◆ Your instructions
Return every row below verbatim, leaving out the pictures.

Start of Records shown

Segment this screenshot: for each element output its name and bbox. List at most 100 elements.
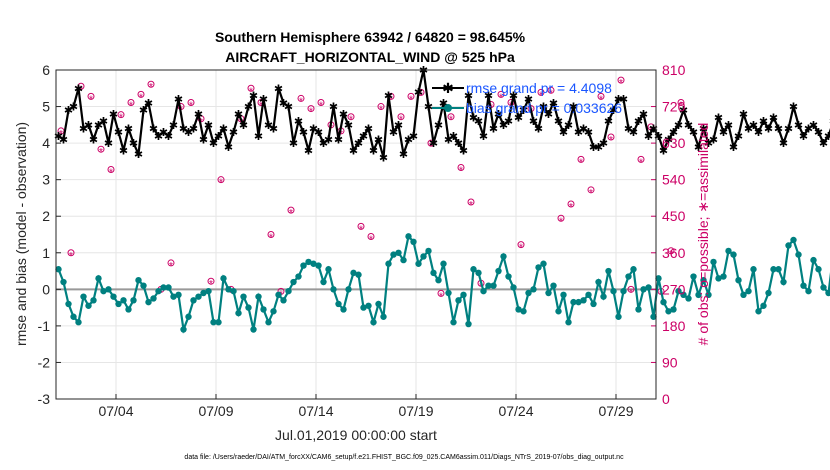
rmse-point: ✱ [249, 91, 258, 103]
rmse-point: ✱ [544, 109, 553, 121]
rmse-point: ✱ [749, 120, 758, 132]
obs-possible-point [557, 214, 565, 222]
chart-title-line-1: Southern Hemisphere 63942 / 64820 = 98.6… [215, 29, 526, 45]
bias-point [150, 295, 157, 302]
obs-assimilated-point: * [249, 86, 253, 97]
rmse-point: ✱ [144, 98, 153, 110]
bias-point [565, 319, 572, 326]
bias-point [585, 291, 592, 299]
bias-point [295, 273, 302, 280]
bias-point [450, 319, 457, 326]
obs-assimilated-point: * [669, 249, 673, 260]
obs-possible-point [597, 92, 605, 100]
rmse-point: ✱ [369, 145, 378, 157]
rmse-point: ✱ [524, 94, 533, 106]
rmse-point: ✱ [274, 83, 283, 95]
rmse-point: ✱ [664, 134, 673, 146]
bias-point [185, 313, 192, 320]
obs-possible-point [497, 90, 505, 98]
bias-point [210, 319, 217, 326]
obs-assimilated-point: * [189, 101, 193, 112]
obs-assimilated-point: * [149, 82, 153, 93]
obs-assimilated-point: * [469, 200, 473, 211]
bias-point [165, 284, 172, 291]
bias-point [775, 266, 782, 273]
obs-possible-point [287, 206, 295, 214]
obs-possible-point [137, 90, 145, 98]
obs-assimilated-point: * [239, 117, 243, 128]
obs-possible-point [647, 123, 655, 131]
bias-point [525, 289, 532, 297]
bias-point [245, 304, 252, 311]
rmse-point: ✱ [509, 91, 518, 103]
tick-label-x: 07/04 [98, 403, 133, 419]
bias-point [825, 289, 830, 297]
obs-assimilated-point: * [409, 94, 413, 105]
rmse-point: ✱ [229, 127, 238, 139]
bias-point [520, 308, 527, 315]
bias-point [640, 286, 647, 293]
rmse-point: ✱ [354, 138, 363, 150]
obs-assimilated-point: * [169, 261, 173, 272]
rmse-point: ✱ [769, 113, 778, 125]
obs-possible-point [187, 98, 195, 106]
bias-point [105, 286, 112, 293]
obs-possible-point [637, 155, 645, 163]
rmse-point: ✱ [639, 109, 648, 121]
bias-point [75, 319, 82, 326]
tick-label-left: -2 [38, 354, 51, 370]
bias-point [740, 291, 747, 299]
rmse-point: ✱ [684, 120, 693, 132]
obs-possible-point [547, 86, 555, 94]
bias-point [670, 306, 677, 313]
bias-point [100, 287, 107, 295]
obs-assimilated-point: * [619, 78, 623, 89]
plot-frame [55, 69, 657, 400]
bias-point [465, 320, 472, 328]
bias-point [785, 242, 792, 249]
obs-assimilated-point: * [359, 224, 363, 235]
rmse-point: ✱ [99, 116, 108, 128]
rmse-point: ✱ [424, 102, 433, 114]
tick-label-right: 0 [662, 391, 670, 407]
rmse-point: ✱ [604, 116, 613, 128]
obs-assimilated-point: * [499, 92, 503, 103]
bias-point [750, 266, 757, 273]
bias-point [430, 269, 437, 277]
rmse-point: ✱ [104, 138, 113, 150]
obs-assimilated-point: * [599, 94, 603, 105]
bias-point [515, 306, 522, 313]
bias-point [420, 253, 427, 260]
bias-point [225, 286, 232, 293]
bias-point [65, 300, 72, 308]
tick-label-right: 180 [662, 318, 686, 334]
rmse-point: ✱ [584, 127, 593, 139]
rmse-point: ✱ [589, 142, 598, 154]
bias-point [760, 302, 767, 309]
rmse-point: ✱ [219, 123, 228, 135]
bias-point [300, 262, 307, 269]
rmse-point: ✱ [299, 127, 308, 139]
obs-assimilated-point: * [419, 90, 423, 101]
rmse-point: ✱ [714, 113, 723, 125]
bias-point [475, 269, 482, 277]
tick-label-right: 720 [662, 99, 686, 115]
bias-point [80, 293, 87, 300]
tick-label-x: 07/14 [298, 403, 333, 419]
rmse-point: ✱ [289, 138, 298, 150]
rmse-point: ✱ [154, 131, 163, 143]
obs-possible-point [267, 231, 275, 238]
obs-possible-point [307, 105, 315, 113]
bias-point [575, 298, 582, 306]
bias-point [550, 282, 557, 289]
bias-point [55, 266, 62, 273]
rmse-point: ✱ [574, 127, 583, 139]
bias-point [580, 297, 587, 304]
bias-point [60, 278, 67, 286]
bias-point [280, 297, 287, 304]
bias-point [220, 275, 227, 282]
rmse-point: ✱ [194, 109, 203, 121]
rmse-point: ✱ [214, 131, 223, 143]
obs-possible-point [467, 198, 475, 206]
rmse-point: ✱ [114, 127, 123, 139]
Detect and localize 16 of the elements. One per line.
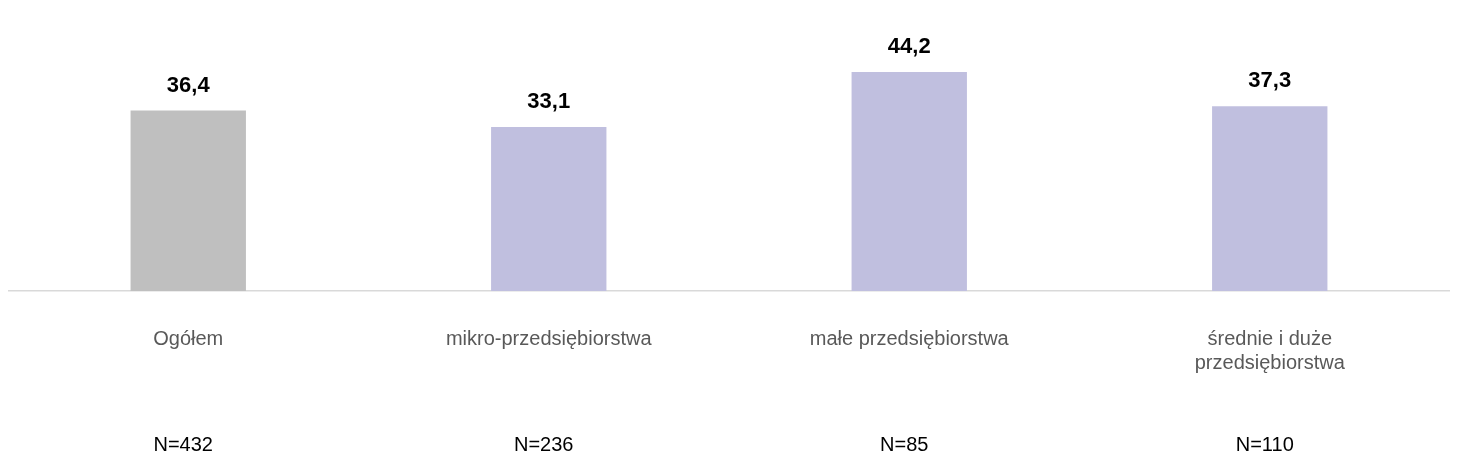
data-label: 44,2 [887,33,931,59]
x-tick-label: średnie i duże przedsiębiorstwa [1194,326,1346,373]
data-label: 36,4 [166,71,211,97]
text: N=432 [153,433,213,455]
data-label: 37,3 [1248,67,1292,93]
text: N=236 [514,433,574,455]
data-label: 33,1 [527,88,571,114]
x-tick-label: mikro-przedsiębiorstwa [445,326,653,349]
bar [851,71,967,291]
bar [491,126,607,291]
text: N=110 [1235,433,1294,455]
bar [1212,106,1328,291]
x-tick-label: Ogółem [153,326,224,349]
text: N=85 [880,433,929,455]
x-tick-label: małe przedsiębiorstwa [809,326,1010,349]
bar [130,110,246,291]
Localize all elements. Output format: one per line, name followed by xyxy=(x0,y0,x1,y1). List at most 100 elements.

End of Records shown

◆ Complete answer
Segment this screenshot: for each element output its name and bbox. List at most 100 elements.
rmse-point: ✱ [249, 91, 258, 103]
rmse-point: ✱ [544, 109, 553, 121]
rmse-point: ✱ [749, 120, 758, 132]
obs-possible-point [557, 214, 565, 222]
chart-title-line-1: Southern Hemisphere 63942 / 64820 = 98.6… [215, 29, 526, 45]
bias-point [150, 295, 157, 302]
obs-assimilated-point: * [249, 86, 253, 97]
rmse-point: ✱ [144, 98, 153, 110]
bias-point [565, 319, 572, 326]
bias-point [585, 291, 592, 299]
bias-point [295, 273, 302, 280]
bias-point [450, 319, 457, 326]
obs-assimilated-point: * [669, 249, 673, 260]
obs-possible-point [597, 92, 605, 100]
rmse-point: ✱ [369, 145, 378, 157]
rmse-point: ✱ [524, 94, 533, 106]
rmse-point: ✱ [274, 83, 283, 95]
rmse-point: ✱ [664, 134, 673, 146]
bias-point [185, 313, 192, 320]
obs-possible-point [497, 90, 505, 98]
bias-point [210, 319, 217, 326]
obs-assimilated-point: * [189, 101, 193, 112]
obs-assimilated-point: * [149, 82, 153, 93]
obs-assimilated-point: * [469, 200, 473, 211]
bias-point [165, 284, 172, 291]
bias-point [775, 266, 782, 273]
obs-possible-point [287, 206, 295, 214]
obs-possible-point [137, 90, 145, 98]
obs-assimilated-point: * [239, 117, 243, 128]
obs-possible-point [647, 123, 655, 131]
bias-point [525, 289, 532, 297]
bias-point [245, 304, 252, 311]
rmse-point: ✱ [509, 91, 518, 103]
tick-label-x: 07/04 [98, 403, 133, 419]
bias-point [825, 289, 830, 297]
obs-assimilated-point: * [409, 94, 413, 105]
rmse-point: ✱ [229, 127, 238, 139]
bias-point [520, 308, 527, 315]
bias-point [640, 286, 647, 293]
rmse-point: ✱ [354, 138, 363, 150]
obs-assimilated-point: * [169, 261, 173, 272]
rmse-point: ✱ [769, 113, 778, 125]
obs-possible-point [187, 98, 195, 106]
bias-point [105, 286, 112, 293]
obs-possible-point [637, 155, 645, 163]
rmse-point: ✱ [639, 109, 648, 121]
bias-point [75, 319, 82, 326]
tick-label-left: -2 [38, 354, 51, 370]
bias-point [740, 291, 747, 299]
rmse-point: ✱ [684, 120, 693, 132]
obs-possible-point [547, 86, 555, 94]
bias-point [670, 306, 677, 313]
bias-point [100, 287, 107, 295]
obs-assimilated-point: * [619, 78, 623, 89]
plot-frame [55, 69, 657, 400]
bias-point [465, 320, 472, 328]
bias-point [785, 242, 792, 249]
obs-assimilated-point: * [359, 224, 363, 235]
rmse-point: ✱ [99, 116, 108, 128]
rmse-point: ✱ [424, 102, 433, 114]
tick-label-right: 0 [662, 391, 670, 407]
rmse-point: ✱ [604, 116, 613, 128]
obs-assimilated-point: * [499, 92, 503, 103]
bias-point [750, 266, 757, 273]
bias-point [430, 269, 437, 277]
rmse-point: ✱ [104, 138, 113, 150]
obs-assimilated-point: * [599, 94, 603, 105]
bias-point [515, 306, 522, 313]
bias-point [420, 253, 427, 260]
bias-point [225, 286, 232, 293]
bias-point [65, 300, 72, 308]
tick-label-right: 180 [662, 318, 686, 334]
rmse-point: ✱ [584, 127, 593, 139]
rmse-point: ✱ [589, 142, 598, 154]
bias-point [760, 302, 767, 309]
rmse-point: ✱ [219, 123, 228, 135]
bias-point [300, 262, 307, 269]
rmse-point: ✱ [299, 127, 308, 139]
obs-assimilated-point: * [419, 90, 423, 101]
rmse-point: ✱ [714, 113, 723, 125]
bias-point [475, 269, 482, 277]
tick-label-right: 720 [662, 99, 686, 115]
bias-point [80, 293, 87, 300]
tick-label-x: 07/14 [298, 403, 333, 419]
rmse-point: ✱ [289, 138, 298, 150]
rmse-point: ✱ [154, 131, 163, 143]
obs-possible-point [267, 231, 275, 238]
obs-possible-point [307, 105, 315, 113]
bias-point [575, 298, 582, 306]
bias-point [550, 282, 557, 289]
bias-point [55, 266, 62, 273]
rmse-point: ✱ [574, 127, 583, 139]
bias-point [580, 297, 587, 304]
bias-point [60, 278, 67, 286]
bias-point [280, 297, 287, 304]
bias-point [220, 275, 227, 282]
rmse-point: ✱ [194, 109, 203, 121]
rmse-point: ✱ [214, 131, 223, 143]
obs-possible-point [467, 198, 475, 206]
rmse-point: ✱ [114, 127, 123, 139]
Detect and localize 16 of the elements. One per line.
data-label: 44,2 [887,33,931,59]
x-tick-label: średnie i duże przedsiębiorstwa [1194,326,1346,373]
data-label: 36,4 [166,71,211,97]
text: N=432 [153,433,213,455]
data-label: 37,3 [1248,67,1292,93]
text: N=236 [514,433,574,455]
data-label: 33,1 [527,88,571,114]
x-tick-label: mikro-przedsiębiorstwa [445,326,653,349]
bar [851,71,967,291]
bar [491,126,607,291]
text: N=110 [1235,433,1294,455]
bar [1212,106,1328,291]
x-tick-label: Ogółem [153,326,224,349]
text: N=85 [880,433,929,455]
x-tick-label: małe przedsiębiorstwa [809,326,1010,349]
bar [130,110,246,291]
Localize all elements. Output format: one per line, name followed by xyxy=(x0,y0,x1,y1). List at most 100 elements.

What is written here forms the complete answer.